■ Problem statement:
In the discussion post about the Restrepo documentary, find the words "This is worth" and extract everything from there through "you love tonight.", reproducing it word for word.

■ Extract provided:
════════

Two cinematographers embedded themselves inside Second Platoon when deployed to eastern Afghanistan. They followed them during their year long mission capturing their lives, thoughts, and emotions. Sure enough, the majority of them were "young". Perhaps just a year or two older than VN troops but still up to the same youthful playfulness and foolishness of young men away from home with guns under little mature supervision: rock fights, wrestling around, telling jokes, etc.
This is worth a see. It shows what Americans looks like at war.
BTW, Restrepo is the name of one of their youngest and beloved sergeants that was killed just two months into the tour. They founded a combat outpost (COP) and named it after him. This is where most of the documentary was filmed.
Share a bowl of grits with someone you love tonight.
Follow Ups:
suggest reading the book "War" by Sebastian Junger...based on his "restropo" experiences
the scene where we blew away a bunch of civilians and a small child---- one of the most powerful ever filmed. And the officers continual harping on how wonderful the economic advantages were going to be because of their actions, how they had "agreed" to wipe the slate clean and move on from the deaths of their family and the destruction of their homes-- priceless examples of how clueless the military truly is about "hearts and minds."
Our troops, who terribly grieve the deaths of their comrades somehow don't see the villagers as being as human as they, that, even more so, these poor rural Afghanis have MORE to grieve: these are women, children, and family being killed--- and they're told it's so they can have more economic benefits. You couldn't write something more tragic.

════════

Bounding box annotations:
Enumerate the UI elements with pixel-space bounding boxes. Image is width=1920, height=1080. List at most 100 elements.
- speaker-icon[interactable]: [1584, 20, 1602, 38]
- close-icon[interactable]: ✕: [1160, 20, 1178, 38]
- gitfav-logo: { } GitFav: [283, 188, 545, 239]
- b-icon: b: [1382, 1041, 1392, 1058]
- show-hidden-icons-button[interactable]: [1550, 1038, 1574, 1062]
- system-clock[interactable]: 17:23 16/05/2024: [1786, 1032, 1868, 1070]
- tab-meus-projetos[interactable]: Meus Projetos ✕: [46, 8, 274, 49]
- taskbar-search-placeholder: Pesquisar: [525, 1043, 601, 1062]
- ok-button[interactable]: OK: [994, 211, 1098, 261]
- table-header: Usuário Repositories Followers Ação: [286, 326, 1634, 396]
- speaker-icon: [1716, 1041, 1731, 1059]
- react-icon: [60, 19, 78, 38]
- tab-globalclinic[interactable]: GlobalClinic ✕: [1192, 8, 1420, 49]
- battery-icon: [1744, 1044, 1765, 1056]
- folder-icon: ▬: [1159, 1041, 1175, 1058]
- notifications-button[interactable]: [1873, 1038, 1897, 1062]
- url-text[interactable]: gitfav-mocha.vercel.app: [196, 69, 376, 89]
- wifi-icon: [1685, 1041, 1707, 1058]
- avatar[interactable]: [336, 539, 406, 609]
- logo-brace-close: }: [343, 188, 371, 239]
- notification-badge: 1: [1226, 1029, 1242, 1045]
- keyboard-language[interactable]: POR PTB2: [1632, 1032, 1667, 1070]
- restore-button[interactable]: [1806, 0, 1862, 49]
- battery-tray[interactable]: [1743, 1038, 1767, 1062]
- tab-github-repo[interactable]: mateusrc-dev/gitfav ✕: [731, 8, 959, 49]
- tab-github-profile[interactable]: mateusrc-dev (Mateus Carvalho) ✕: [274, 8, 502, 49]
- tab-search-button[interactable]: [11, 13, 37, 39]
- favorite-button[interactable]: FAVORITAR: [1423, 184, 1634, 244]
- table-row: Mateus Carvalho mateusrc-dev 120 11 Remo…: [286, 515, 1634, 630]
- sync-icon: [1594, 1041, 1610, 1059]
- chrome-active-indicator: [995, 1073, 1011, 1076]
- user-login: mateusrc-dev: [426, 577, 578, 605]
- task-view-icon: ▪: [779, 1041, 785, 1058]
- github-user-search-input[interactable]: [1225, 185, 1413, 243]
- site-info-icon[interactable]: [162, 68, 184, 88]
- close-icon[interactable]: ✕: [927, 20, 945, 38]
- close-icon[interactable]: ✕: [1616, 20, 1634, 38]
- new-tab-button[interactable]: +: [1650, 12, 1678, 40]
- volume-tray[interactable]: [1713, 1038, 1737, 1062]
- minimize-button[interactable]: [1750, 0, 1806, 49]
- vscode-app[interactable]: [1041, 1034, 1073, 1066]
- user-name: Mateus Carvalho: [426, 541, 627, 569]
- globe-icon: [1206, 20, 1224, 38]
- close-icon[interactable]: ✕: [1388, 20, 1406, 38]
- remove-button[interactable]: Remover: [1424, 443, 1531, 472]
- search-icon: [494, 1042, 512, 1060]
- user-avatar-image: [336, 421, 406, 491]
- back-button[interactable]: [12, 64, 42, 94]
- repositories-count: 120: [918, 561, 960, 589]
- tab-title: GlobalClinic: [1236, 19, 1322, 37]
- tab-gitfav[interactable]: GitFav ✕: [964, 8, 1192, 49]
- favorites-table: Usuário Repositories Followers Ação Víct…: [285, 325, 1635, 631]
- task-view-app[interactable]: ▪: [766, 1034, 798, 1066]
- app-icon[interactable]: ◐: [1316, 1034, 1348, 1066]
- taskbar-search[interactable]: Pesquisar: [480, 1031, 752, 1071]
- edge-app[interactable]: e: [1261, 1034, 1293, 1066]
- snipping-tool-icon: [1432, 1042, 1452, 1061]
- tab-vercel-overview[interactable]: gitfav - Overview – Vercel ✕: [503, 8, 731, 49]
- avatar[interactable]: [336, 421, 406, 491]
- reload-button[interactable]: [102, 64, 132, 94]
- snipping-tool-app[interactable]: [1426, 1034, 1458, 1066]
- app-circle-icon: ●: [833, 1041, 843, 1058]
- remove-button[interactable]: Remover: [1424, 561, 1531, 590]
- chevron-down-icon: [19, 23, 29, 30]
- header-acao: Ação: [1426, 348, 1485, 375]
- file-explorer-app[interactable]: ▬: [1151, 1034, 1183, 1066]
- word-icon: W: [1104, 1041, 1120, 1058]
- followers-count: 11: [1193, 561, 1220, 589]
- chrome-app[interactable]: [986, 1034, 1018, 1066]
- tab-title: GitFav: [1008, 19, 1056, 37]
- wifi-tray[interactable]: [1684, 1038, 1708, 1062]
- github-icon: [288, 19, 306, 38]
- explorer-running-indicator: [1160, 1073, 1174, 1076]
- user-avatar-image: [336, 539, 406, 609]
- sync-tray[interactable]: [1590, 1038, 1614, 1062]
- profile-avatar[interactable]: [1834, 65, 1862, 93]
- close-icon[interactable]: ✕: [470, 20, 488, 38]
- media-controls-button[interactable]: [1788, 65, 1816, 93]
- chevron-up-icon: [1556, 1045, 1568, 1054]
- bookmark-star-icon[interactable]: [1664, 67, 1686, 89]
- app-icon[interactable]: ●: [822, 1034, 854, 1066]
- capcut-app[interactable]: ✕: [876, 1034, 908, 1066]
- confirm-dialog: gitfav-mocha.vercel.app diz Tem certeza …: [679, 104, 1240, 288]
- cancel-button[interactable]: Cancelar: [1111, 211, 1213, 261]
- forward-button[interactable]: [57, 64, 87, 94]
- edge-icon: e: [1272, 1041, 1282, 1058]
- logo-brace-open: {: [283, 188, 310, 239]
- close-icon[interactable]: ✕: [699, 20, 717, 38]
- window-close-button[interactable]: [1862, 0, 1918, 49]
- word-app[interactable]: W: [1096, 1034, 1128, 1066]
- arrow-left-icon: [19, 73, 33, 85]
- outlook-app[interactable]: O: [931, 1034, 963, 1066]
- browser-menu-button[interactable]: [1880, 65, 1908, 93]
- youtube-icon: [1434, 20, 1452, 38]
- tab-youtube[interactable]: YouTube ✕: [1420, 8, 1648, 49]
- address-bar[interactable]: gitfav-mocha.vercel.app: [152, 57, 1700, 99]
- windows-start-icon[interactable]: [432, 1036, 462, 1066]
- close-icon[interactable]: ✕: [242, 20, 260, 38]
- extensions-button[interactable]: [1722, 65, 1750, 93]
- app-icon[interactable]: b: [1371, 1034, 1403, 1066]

════════

■ Complete output:
This is worth a see. It shows what Americans looks like at war.
BTW, Restrepo is the name of one of their youngest and beloved sergeants that was killed just two months into the tour. They founded a combat outpost (COP) and named it after him. This is where most of the documentary was filmed.
Share a bowl of grits with someone you love tonight.